• _Supplied data_
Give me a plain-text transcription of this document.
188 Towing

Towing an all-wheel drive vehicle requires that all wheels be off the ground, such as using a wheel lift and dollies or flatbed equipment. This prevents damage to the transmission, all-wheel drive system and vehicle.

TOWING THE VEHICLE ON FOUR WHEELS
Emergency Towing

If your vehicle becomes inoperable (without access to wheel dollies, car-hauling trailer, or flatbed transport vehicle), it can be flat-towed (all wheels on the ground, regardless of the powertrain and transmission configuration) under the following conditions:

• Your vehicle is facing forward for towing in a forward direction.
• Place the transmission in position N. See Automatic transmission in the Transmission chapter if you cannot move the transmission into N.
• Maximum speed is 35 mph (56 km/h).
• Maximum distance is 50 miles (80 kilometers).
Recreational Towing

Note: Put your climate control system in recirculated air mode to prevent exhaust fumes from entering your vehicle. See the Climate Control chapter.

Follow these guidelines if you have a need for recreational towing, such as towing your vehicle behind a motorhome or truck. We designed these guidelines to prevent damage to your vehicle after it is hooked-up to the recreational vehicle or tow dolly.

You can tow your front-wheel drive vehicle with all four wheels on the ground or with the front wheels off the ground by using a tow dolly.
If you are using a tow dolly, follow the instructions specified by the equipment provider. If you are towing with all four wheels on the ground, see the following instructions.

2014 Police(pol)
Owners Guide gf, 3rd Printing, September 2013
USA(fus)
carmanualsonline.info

• _Aim_
List all lines where "system" occurs.

• _Written answer_
Towing an all-wheel drive vehicle requires that all wheels be off the ground, such as using a wheel lift and dollies or flatbed equipment. This prevents damage to the transmission, all-wheel drive system and vehicle.
Note: Put your climate control system in recirculated air mode to prevent exhaust fumes from entering your vehicle. See the Climate Control chapter.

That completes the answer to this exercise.